● **What to produce**
Only a number is required: how many lines of the material contain the word "SeekomPay"?

======== Extracted records ========

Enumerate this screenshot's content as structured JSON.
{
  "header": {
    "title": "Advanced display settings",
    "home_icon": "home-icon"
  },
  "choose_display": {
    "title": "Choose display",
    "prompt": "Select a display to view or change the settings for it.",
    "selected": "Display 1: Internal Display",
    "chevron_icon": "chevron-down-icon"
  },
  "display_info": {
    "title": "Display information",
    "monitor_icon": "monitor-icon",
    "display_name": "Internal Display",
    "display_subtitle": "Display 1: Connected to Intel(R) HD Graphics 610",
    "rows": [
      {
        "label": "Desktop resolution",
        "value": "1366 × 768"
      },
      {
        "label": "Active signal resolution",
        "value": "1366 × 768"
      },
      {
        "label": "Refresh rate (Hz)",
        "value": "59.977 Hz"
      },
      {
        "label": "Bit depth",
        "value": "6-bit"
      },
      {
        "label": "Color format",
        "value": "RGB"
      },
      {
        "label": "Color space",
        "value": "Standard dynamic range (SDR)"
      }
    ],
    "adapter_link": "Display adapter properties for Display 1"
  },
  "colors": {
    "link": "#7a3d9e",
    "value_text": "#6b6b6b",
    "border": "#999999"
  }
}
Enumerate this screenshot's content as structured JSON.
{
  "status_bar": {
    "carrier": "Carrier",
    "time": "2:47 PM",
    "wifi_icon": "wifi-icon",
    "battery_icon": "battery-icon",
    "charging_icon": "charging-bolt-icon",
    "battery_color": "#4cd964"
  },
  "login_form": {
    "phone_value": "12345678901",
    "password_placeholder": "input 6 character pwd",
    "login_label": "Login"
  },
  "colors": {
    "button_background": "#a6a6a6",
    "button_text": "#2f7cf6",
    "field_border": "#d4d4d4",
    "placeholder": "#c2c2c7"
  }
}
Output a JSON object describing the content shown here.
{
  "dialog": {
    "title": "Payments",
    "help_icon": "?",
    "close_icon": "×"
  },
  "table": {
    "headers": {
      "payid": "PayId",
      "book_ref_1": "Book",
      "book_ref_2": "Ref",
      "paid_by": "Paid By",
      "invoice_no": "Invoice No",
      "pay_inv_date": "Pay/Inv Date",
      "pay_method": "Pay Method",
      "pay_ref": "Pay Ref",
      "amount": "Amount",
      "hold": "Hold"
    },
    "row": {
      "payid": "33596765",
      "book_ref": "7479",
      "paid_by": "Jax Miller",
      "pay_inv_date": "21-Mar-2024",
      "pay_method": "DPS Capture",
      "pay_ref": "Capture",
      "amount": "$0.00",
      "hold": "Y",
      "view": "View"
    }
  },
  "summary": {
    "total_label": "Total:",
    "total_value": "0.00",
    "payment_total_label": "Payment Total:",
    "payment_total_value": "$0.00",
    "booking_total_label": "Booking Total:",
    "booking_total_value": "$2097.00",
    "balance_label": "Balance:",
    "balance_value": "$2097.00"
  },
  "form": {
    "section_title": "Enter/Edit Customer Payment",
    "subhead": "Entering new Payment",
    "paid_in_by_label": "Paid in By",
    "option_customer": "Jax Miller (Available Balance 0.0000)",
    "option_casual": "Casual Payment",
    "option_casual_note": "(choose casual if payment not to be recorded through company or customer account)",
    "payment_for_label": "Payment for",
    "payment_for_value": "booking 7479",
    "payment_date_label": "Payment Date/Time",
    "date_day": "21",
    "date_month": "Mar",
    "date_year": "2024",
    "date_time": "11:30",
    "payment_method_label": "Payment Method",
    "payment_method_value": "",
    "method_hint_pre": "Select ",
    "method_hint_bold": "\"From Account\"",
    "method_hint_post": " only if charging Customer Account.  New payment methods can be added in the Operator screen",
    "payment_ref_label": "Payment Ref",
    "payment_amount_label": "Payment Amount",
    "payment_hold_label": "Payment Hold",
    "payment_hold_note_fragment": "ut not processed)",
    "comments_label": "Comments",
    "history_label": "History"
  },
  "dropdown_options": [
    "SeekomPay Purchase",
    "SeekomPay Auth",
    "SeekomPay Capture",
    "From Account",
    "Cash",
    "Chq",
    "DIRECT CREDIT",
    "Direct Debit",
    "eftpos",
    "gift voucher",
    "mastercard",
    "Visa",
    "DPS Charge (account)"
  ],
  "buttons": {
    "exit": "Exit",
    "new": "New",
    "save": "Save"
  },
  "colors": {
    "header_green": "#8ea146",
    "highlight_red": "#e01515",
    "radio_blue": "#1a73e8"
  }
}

========

● **Right answer**
3